● **Consigna a**
Cita textualmente las líneas de los registros, empezando por la línea que contiene "tab-task-management[interactable]: 任务管理: [276, 135, 984, 167]" y terminando después de la que contiene "sidebar-item-label: 数据评估: [58, 439, 118, 460]".

● **Texto fuente**

== == ==

La historia, si sirve de algo, no es para repetir fracasos con otra estética, sino para esquivarlos si aún queda tiempo y voluntad.
EE. UU. nunca imaginó que su talón de Aquiles flotaba a pocas millas: una isla pobre y ardiente que, en nombre de la libertad, derrocó una dictadura para instaurar otra, la más longeva del continente. Un experimento exitoso… si la meta era arruinar vidas, fusilar disidentes y tomar a un pueblo de rehén del relato.
La genialidad —hay que admitirlo— de los autócratas cubanos fue venderle el alma al enemigo de su enemigo con una eficiencia diplomática digna de aplauso en la ONU. El precio, claro, lo pagó el pueblo: hambre, control, apagones, y una realidad que no se puede ni parodiar. Mientras tanto, el mundo observa. O mejor dicho, bosteza.
Hoy, Díaz-Canel encabeza el club geriátrico del castrismo, rodeado de un puñado de acólitos rancios (y algunos jóvenes con ambiciones recicladas) que se aferran al poder mediante violencia, miedo y negación sistemática de todo derecho humano imaginable. ¿Todavía hay quien justifica esto? Que nadie se atreva a disfrazar semejante obscenidad. Basta de justificar lo injustificable con citas de Galeano y nostalgias revolucionarias. No gasto un renglón más en apuntar contra cínicos lacayos.

== == ==

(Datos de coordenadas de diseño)

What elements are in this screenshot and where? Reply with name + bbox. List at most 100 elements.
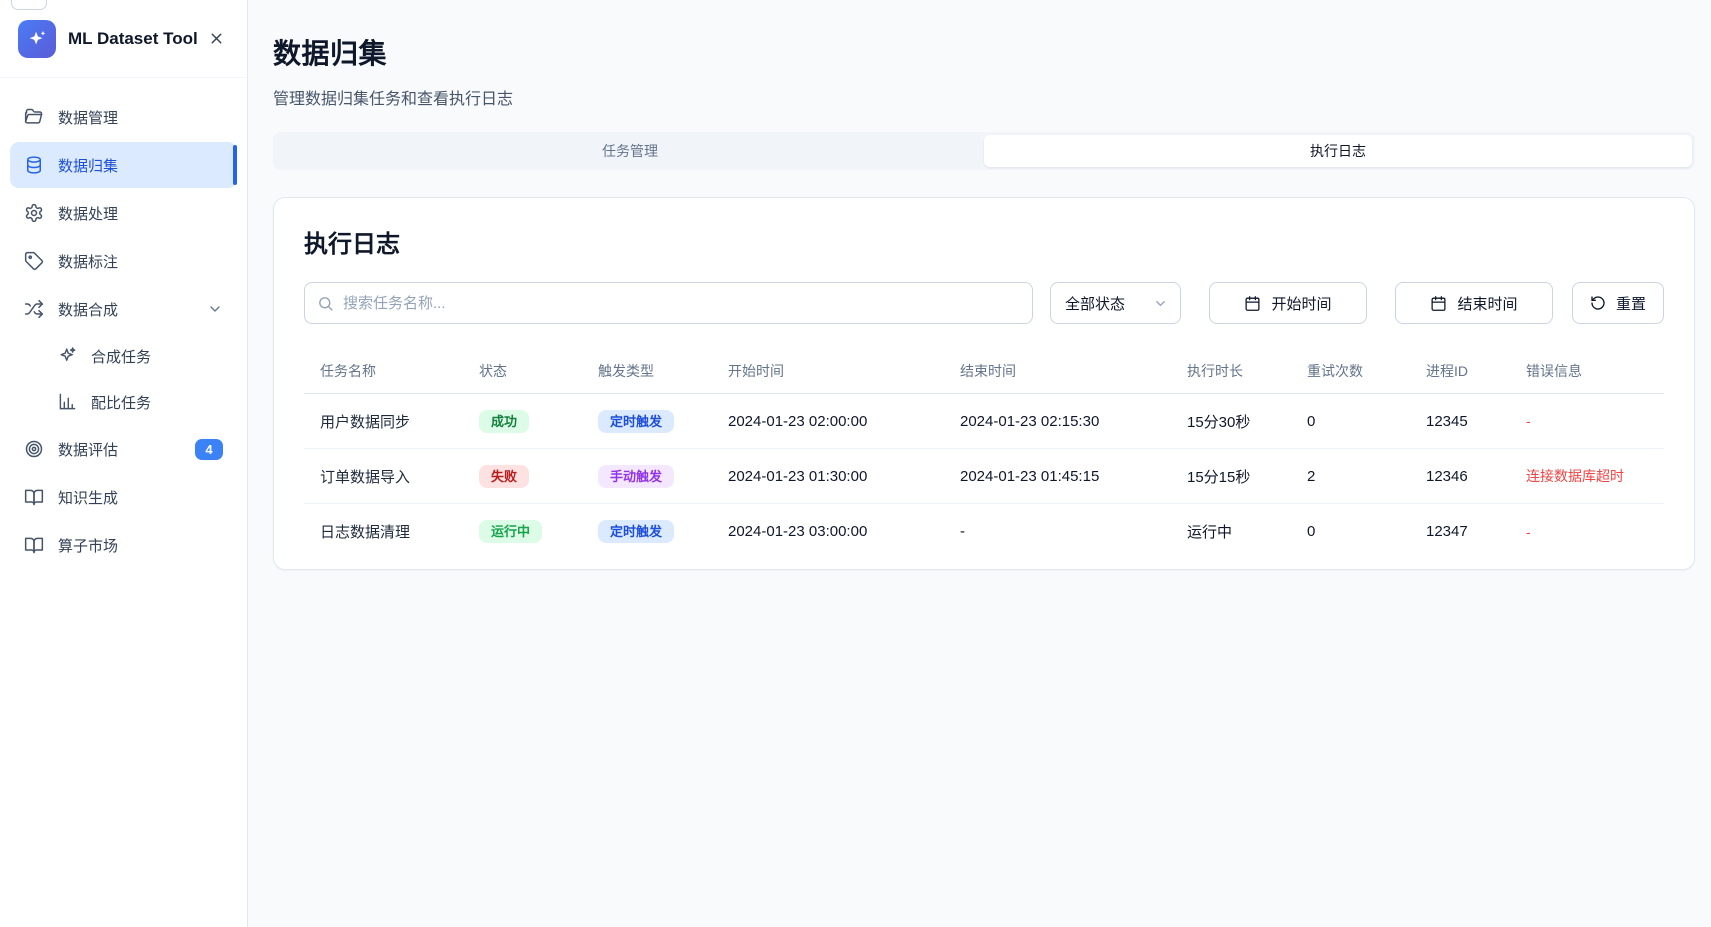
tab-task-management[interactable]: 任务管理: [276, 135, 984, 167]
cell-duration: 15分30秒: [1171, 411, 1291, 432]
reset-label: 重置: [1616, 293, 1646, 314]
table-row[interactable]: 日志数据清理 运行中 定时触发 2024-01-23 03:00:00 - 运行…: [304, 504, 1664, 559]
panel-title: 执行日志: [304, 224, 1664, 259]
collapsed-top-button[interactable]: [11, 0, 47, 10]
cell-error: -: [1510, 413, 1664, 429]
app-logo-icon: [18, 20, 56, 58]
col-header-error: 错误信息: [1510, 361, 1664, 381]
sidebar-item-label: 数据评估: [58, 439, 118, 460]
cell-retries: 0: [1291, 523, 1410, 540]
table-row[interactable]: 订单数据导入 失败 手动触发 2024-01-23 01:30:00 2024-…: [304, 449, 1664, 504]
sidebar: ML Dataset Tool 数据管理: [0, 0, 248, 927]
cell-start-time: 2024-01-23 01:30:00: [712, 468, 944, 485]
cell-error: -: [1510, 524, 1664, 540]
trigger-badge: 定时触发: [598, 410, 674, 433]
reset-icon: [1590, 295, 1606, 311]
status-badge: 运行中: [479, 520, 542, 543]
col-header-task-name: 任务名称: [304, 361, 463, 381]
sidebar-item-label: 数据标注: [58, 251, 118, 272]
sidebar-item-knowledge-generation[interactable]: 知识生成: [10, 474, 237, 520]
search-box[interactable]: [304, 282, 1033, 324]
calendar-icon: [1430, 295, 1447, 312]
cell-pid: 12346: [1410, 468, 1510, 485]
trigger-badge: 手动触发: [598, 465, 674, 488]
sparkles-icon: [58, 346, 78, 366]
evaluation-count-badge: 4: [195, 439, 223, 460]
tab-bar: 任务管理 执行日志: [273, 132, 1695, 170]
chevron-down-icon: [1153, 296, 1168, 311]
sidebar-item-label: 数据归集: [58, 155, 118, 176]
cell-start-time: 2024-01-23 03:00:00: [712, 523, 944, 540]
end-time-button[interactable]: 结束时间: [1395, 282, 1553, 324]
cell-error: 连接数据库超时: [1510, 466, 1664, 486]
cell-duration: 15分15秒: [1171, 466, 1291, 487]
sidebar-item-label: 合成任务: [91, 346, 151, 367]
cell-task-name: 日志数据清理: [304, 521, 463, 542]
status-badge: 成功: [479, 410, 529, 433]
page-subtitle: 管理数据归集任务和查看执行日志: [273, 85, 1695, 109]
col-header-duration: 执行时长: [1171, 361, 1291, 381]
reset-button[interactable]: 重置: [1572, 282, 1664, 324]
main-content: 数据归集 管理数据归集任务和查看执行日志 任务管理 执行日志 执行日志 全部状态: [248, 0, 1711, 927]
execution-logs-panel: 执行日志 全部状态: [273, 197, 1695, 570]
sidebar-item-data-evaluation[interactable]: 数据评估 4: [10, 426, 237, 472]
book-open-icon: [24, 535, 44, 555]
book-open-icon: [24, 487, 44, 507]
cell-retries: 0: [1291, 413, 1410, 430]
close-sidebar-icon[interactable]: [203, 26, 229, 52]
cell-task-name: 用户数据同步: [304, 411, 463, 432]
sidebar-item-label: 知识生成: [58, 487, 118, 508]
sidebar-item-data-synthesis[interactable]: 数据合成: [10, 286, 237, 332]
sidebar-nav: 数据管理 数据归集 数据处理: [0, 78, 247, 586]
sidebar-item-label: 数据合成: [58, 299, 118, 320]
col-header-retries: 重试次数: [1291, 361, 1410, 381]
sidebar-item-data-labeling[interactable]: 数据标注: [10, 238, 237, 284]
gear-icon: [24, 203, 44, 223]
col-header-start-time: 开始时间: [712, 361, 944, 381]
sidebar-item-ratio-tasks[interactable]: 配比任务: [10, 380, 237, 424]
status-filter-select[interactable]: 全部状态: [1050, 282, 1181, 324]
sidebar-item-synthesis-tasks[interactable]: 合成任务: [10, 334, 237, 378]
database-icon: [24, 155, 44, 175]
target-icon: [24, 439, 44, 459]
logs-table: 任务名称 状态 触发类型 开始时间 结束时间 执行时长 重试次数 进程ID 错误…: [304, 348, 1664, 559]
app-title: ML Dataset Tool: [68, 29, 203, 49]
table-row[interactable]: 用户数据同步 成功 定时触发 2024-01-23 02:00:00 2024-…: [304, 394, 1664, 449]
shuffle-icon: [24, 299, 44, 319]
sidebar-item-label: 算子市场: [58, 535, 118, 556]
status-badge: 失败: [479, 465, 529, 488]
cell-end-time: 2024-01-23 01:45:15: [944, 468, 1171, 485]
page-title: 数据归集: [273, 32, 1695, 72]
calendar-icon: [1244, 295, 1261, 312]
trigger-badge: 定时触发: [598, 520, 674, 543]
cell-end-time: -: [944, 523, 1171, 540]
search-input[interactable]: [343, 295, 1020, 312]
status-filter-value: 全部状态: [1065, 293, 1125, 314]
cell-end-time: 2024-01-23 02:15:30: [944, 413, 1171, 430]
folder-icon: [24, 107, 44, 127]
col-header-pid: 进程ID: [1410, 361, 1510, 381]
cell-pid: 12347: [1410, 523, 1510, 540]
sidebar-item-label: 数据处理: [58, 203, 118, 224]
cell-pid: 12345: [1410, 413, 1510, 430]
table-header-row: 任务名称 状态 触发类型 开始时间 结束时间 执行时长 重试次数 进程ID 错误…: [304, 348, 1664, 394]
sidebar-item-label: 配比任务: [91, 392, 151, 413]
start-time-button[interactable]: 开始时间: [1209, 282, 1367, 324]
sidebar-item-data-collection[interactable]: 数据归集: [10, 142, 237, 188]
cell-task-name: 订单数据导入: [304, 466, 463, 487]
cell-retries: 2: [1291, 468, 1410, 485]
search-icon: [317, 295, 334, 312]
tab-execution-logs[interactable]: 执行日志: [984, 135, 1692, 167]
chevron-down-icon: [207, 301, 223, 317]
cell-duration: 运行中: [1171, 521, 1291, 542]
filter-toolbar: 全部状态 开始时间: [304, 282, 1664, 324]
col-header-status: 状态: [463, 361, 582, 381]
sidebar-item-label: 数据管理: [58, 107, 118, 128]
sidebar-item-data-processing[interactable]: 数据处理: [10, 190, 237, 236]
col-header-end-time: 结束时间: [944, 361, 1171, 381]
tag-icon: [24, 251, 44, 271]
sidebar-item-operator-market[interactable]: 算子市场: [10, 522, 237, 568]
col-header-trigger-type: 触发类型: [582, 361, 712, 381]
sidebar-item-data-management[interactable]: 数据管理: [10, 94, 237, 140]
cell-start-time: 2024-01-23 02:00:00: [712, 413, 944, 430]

== == ==

● **Consigna b**
Reescribe el pasaje del texto sobre Cuba que comienza en las palabras "EE. UU. nunca" y termina tras las palabras "mejor dicho, bosteza.", sustituyendo "pueblo" por "país".

● **Respuesta a**
tab-task-management[interactable]: 任务管理: [276, 135, 984, 167]
cell-duration: 15分30秒: [1171, 411, 1291, 432]
reset-label: 重置: [1616, 293, 1646, 314]
table-row[interactable]: 日志数据清理 运行中 定时触发 2024-01-23 03:00:00 - 运行…: [304, 504, 1664, 559]
panel-title: 执行日志: [304, 224, 1664, 259]
collapsed-top-button[interactable]: [11, 0, 47, 10]
cell-error: -: [1510, 413, 1664, 429]
app-logo-icon: [18, 20, 56, 58]
col-header-error: 错误信息: [1510, 361, 1664, 381]
sidebar-item-label: 数据评估: [58, 439, 118, 460]

● **Respuesta b**
EE. UU. nunca imaginó que su talón de Aquiles flotaba a pocas millas: una isla pobre y ardiente que, en nombre de la libertad, derrocó una dictadura para instaurar otra, la más longeva del continente. Un experimento exitoso… si la meta era arruinar vidas, fusilar disidentes y tomar a un país de rehén del relato.
La genialidad —hay que admitirlo— de los autócratas cubanos fue venderle el alma al enemigo de su enemigo con una eficiencia diplomática digna de aplauso en la ONU. El precio, claro, lo pagó el país: hambre, control, apagones, y una realidad que no se puede ni parodiar. Mientras tanto, el mundo observa. O mejor dicho, bosteza.